SET TASK A:
Return the entries below unchanged, beginning with their first line and stopping after the line that contains "x-tick-label: 12 bbox=[749, 753, 776, 780]".

EXCERPT TO READ:
• • •

15 Years On: Kelly Pavlik Recalls His Loss To Bernard Hopkins

By James Slater - 10/16/2023 - Comments

Going into the fight that took place ago 15 years ago (October 18 of 2008), reigning middleweight king Kelly Pavlik was a pretty heavy favourite to defeat former middleweight ruler Bernard Hopkins. The two men, so much different in age, in style, in personality (actually, maybe not so much personality, as the two were/are both down to earth, never-forget-where-you-come-from guys) were to engage in a non-title fight, fought at 170 pounds.

Pavlik was in his prime at age 26 and he was undefeated at 34-0(30). “The Ghost” had ripped the middleweight title from common opponent Jermain Taylor, who had twice beaten Hopkins via decision. Hopkins was 43 years of age, and he was 48-5-1(32). For some people, this would be the fight where the cerebral “Executioner” would get stopped for the first time in his long career.

Instead, in scoring The Upset of the Year, Hopkins gave the world one of his finest displays of ring craft. Far too clever, too pin-point accurate, and too strong for Pavlik, B-Hop went home with a wide, near shut-out decision on his record – the scores, 119-106, 118-108, 117-109 indicative of the one-sided nature of the fight.

Pavlik, still the middleweight champ, managed to gut it out to the end when he could so easily have quit, never managed to get anything going against Hopkins, who was on this night professor-like. 15 years later, and Pavlik says he has “no excuses” for the loss, that he simply fought one of “the greatest technically skilled boxers in history.”

Speaking with Slater’s Boxing on YouTube, Pavlik recalls the way it was “not my night” all those years ago in Atlantic City.

On Hopkins’ great footwork:

“That fight, it’s well-documented, I’m sure, Atlantic City records, I’m sure the commission has documented my situation prior to that fight, but I don’t ever get into it, because I’m not dealing with excuses and this and that. It was just not my night that night,” Pavlik says. “That was not Kelly Pavlik that night. And on top of that, Bernard Hopkins is just a technician. I still to this day tell people, you know, boxing, footwork…..everybody seems to think footwork is like Pernell Whitaker or Hector Camacho, flashy.

• • •

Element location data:
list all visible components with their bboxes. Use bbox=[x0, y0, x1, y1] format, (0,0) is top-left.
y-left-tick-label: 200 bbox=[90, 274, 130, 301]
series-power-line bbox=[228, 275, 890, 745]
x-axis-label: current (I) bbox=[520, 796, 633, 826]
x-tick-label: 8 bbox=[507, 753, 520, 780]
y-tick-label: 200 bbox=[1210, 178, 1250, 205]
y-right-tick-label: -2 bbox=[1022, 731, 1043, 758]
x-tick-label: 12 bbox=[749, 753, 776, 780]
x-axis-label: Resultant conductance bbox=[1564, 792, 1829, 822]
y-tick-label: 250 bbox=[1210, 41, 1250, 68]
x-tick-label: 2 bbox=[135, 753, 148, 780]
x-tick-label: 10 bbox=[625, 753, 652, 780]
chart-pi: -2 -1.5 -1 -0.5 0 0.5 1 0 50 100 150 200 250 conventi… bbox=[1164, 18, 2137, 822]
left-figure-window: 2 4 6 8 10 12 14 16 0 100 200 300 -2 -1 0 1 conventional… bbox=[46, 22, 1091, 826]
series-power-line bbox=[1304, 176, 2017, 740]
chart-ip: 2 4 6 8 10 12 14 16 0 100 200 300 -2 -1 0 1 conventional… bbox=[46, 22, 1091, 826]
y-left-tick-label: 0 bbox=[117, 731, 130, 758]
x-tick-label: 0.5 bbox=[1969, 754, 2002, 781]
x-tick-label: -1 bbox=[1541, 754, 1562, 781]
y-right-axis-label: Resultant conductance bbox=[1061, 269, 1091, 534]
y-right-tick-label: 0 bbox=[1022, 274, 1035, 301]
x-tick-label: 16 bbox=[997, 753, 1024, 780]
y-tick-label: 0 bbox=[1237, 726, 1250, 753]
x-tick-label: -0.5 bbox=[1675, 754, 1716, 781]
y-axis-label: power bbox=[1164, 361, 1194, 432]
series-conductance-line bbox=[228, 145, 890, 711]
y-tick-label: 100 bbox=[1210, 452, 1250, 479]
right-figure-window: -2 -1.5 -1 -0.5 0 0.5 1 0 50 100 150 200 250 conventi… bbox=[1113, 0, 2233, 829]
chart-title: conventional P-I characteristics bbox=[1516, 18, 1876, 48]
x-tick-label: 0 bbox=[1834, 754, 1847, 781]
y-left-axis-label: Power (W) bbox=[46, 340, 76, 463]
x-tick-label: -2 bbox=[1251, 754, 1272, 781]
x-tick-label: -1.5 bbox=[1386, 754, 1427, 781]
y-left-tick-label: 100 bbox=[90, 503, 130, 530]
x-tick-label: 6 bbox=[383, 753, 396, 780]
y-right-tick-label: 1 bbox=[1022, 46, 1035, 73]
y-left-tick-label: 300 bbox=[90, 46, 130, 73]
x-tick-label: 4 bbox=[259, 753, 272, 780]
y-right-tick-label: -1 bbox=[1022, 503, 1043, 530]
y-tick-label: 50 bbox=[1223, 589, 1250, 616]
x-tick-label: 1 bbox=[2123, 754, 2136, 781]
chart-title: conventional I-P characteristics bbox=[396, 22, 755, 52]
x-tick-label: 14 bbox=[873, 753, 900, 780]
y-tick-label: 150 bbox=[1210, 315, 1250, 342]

• • •

SET TASK B:
Can you carry the article on Kelly Pavlik's loss to Bernard Hopkins further, picking up right after its last sentence?

TASK ANSWER A:
list all visible components with their bboxes. Use bbox=[x0, y0, x1, y1] format, (0,0) is top-left.
y-left-tick-label: 200 bbox=[90, 274, 130, 301]
series-power-line bbox=[228, 275, 890, 745]
x-axis-label: current (I) bbox=[520, 796, 633, 826]
x-tick-label: 8 bbox=[507, 753, 520, 780]
y-tick-label: 200 bbox=[1210, 178, 1250, 205]
y-right-tick-label: -2 bbox=[1022, 731, 1043, 758]
x-tick-label: 12 bbox=[749, 753, 776, 780]

TASK ANSWER B:
“But footwork is way more than that. Sometimes, guys who are far from the flashiest have the best footwork. And Bernard Hopkins is one of those guys. I think he could probably go down in history as having the best footwork of any fighter. He makes the step in at the right time, he’ll offset you, he knows when to throw his punches by making that step, and then he gets out at the right time, just by taking that one step over…..just that one subtle movement where he places his body, and it just makes him so tough to fight.”

On how he beat Taylor twice but Taylor beat Hopkins twice:

“Here’s how you know it wasn’t my night [against Hopkins] and that something wasn’t right. In boxing, just because somebody…..here’s how I’ll say it. Just because I beat Jermain Taylor, didn’t mean that I should beat Bernard Hopkins. Right, you get that? But, there’s no way in hell Bernard Hopkins should have beaten me as easily as he did. You get what I mean? So that should automatically tell you [that something was wrong]. If I lost that fight, it should have been a close fight, like a 116-112, something around that.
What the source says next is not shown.